--- Start Information provided ---

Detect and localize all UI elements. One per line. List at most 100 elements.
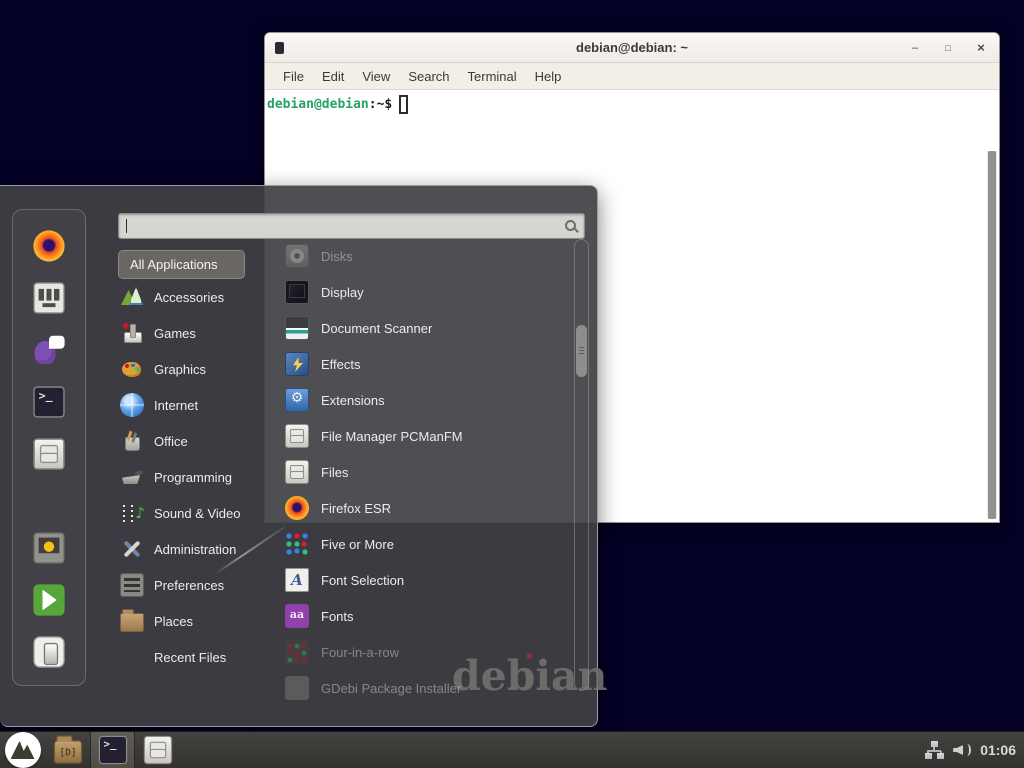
- session-lock-screen[interactable]: [27, 526, 71, 569]
- search-box: [118, 213, 585, 239]
- games-icon: [120, 321, 144, 345]
- five-or-more-icon: [285, 532, 309, 556]
- terminal-titlebar[interactable]: debian@debian: ~ – □ ×: [265, 33, 999, 63]
- favorites-list: [13, 224, 85, 475]
- app-five-or-more[interactable]: Five or More: [285, 526, 573, 562]
- menubar-item-search[interactable]: Search: [399, 69, 458, 84]
- four-in-a-row-icon: [285, 640, 309, 664]
- preferences-icon: [120, 573, 144, 597]
- terminal-cursor: [399, 95, 408, 114]
- logout-icon: [33, 584, 64, 615]
- menubar-item-help[interactable]: Help: [526, 69, 571, 84]
- search-icon: [564, 219, 578, 233]
- app-label: Files: [321, 465, 348, 480]
- menu-scrollbar-thumb[interactable]: [576, 325, 587, 377]
- app-firefox[interactable]: Firefox ESR: [285, 490, 573, 526]
- app-label: Document Scanner: [321, 321, 432, 336]
- prompt-user-host: debian@debian: [267, 97, 369, 112]
- category-sound-video[interactable]: Sound & Video: [120, 495, 268, 531]
- taskbar-button-terminal[interactable]: [90, 732, 135, 768]
- minimize-icon[interactable]: –: [909, 33, 921, 63]
- system-tray: 01:06: [925, 741, 1024, 759]
- taskbar-button-file-cabinet[interactable]: [135, 732, 180, 768]
- maximize-icon[interactable]: □: [942, 33, 954, 63]
- shell-prompt: debian@debian:~$: [267, 95, 997, 114]
- menubar-item-file[interactable]: File: [274, 69, 313, 84]
- app-label: File Manager PCManFM: [321, 429, 463, 444]
- terminal-menubar: FileEditViewSearchTerminalHelp: [265, 63, 999, 90]
- category-administration[interactable]: Administration: [120, 531, 268, 567]
- firefox-icon: [285, 496, 309, 520]
- sound-video-icon: [120, 501, 144, 525]
- volume-icon[interactable]: [953, 741, 971, 759]
- effects-icon: [285, 352, 309, 376]
- app-label: Font Selection: [321, 573, 404, 588]
- app-files[interactable]: Files: [285, 454, 573, 490]
- favorite-terminal[interactable]: [27, 380, 71, 423]
- menu-scrollbar[interactable]: [574, 239, 589, 691]
- taskbar: 01:06: [0, 731, 1024, 768]
- app-label: Five or More: [321, 537, 394, 552]
- favorite-firefox[interactable]: [27, 224, 71, 267]
- display-icon: [285, 280, 309, 304]
- category-recent-files[interactable]: Recent Files: [120, 639, 268, 675]
- all-applications-button[interactable]: All Applications: [118, 250, 245, 279]
- favorites-panel: [12, 209, 86, 686]
- session-shutdown[interactable]: [27, 630, 71, 673]
- app-display[interactable]: Display: [285, 274, 573, 310]
- internet-icon: [120, 393, 144, 417]
- category-preferences[interactable]: Preferences: [120, 567, 268, 603]
- app-label: Extensions: [321, 393, 385, 408]
- favorite-pidgin[interactable]: [27, 328, 71, 371]
- app-disks[interactable]: Disks: [285, 238, 573, 274]
- app-extensions[interactable]: Extensions: [285, 382, 573, 418]
- favorite-keyboard[interactable]: [27, 276, 71, 319]
- app-label: Display: [321, 285, 364, 300]
- file-manager-icon: [285, 424, 309, 448]
- app-document-scanner[interactable]: Document Scanner: [285, 310, 573, 346]
- search-input[interactable]: [118, 213, 585, 239]
- category-label: Sound & Video: [154, 506, 241, 521]
- text-caret: [126, 219, 127, 233]
- app-fonts[interactable]: Fonts: [285, 598, 573, 634]
- network-icon[interactable]: [925, 741, 944, 759]
- document-scanner-icon: [285, 316, 309, 340]
- app-gdebi[interactable]: GDebi Package Installer: [285, 670, 573, 706]
- folder-d-icon: [53, 740, 81, 764]
- category-games[interactable]: Games: [120, 315, 268, 351]
- file-manager-icon: [33, 438, 64, 469]
- app-font-selection[interactable]: Font Selection: [285, 562, 573, 598]
- places-icon: [120, 613, 144, 632]
- terminal-icon: [98, 736, 126, 764]
- keyboard-icon: [33, 282, 64, 313]
- category-internet[interactable]: Internet: [120, 387, 268, 423]
- graphics-icon: [120, 357, 144, 381]
- app-effects[interactable]: Effects: [285, 346, 573, 382]
- pidgin-icon: [33, 334, 64, 365]
- favorite-file-manager[interactable]: [27, 432, 71, 475]
- app-four-in-a-row[interactable]: Four-in-a-row: [285, 634, 573, 670]
- font-selection-icon: [285, 568, 309, 592]
- files-icon: [143, 736, 171, 764]
- app-file-manager[interactable]: File Manager PCManFM: [285, 418, 573, 454]
- taskbar-button-app-menu[interactable]: [0, 732, 45, 768]
- category-label: Accessories: [154, 290, 224, 305]
- category-places[interactable]: Places: [120, 603, 268, 639]
- taskbar-launchers: [0, 732, 180, 768]
- category-programming[interactable]: Programming: [120, 459, 268, 495]
- terminal-window-title: debian@debian: ~: [265, 33, 999, 63]
- app-menu-icon: [5, 732, 41, 768]
- category-graphics[interactable]: Graphics: [120, 351, 268, 387]
- terminal-scrollbar[interactable]: [987, 151, 997, 519]
- close-icon[interactable]: ×: [975, 33, 987, 63]
- taskbar-button-file-manager[interactable]: [45, 732, 90, 768]
- terminal-scrollbar-thumb[interactable]: [988, 151, 996, 519]
- session-logout[interactable]: [27, 578, 71, 621]
- clock[interactable]: 01:06: [980, 742, 1016, 758]
- category-office[interactable]: Office: [120, 423, 268, 459]
- menubar-item-edit[interactable]: Edit: [313, 69, 353, 84]
- category-accessories[interactable]: Accessories: [120, 279, 268, 315]
- category-label: Graphics: [154, 362, 206, 377]
- menubar-item-view[interactable]: View: [353, 69, 399, 84]
- menubar-item-terminal[interactable]: Terminal: [459, 69, 526, 84]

--- End Information provided ---

Work to do
Collect every line from the entries above that contains the string "taskbar", matching case exactly.

Exercise result
- taskbar-button-terminal[interactable]: [90, 732, 135, 768]
- taskbar-button-file-cabinet[interactable]: [135, 732, 180, 768]
- taskbar: 01:06: [0, 731, 1024, 768]
- taskbar-button-app-menu[interactable]: [0, 732, 45, 768]
- taskbar-launchers: [0, 732, 180, 768]
- taskbar-button-file-manager[interactable]: [45, 732, 90, 768]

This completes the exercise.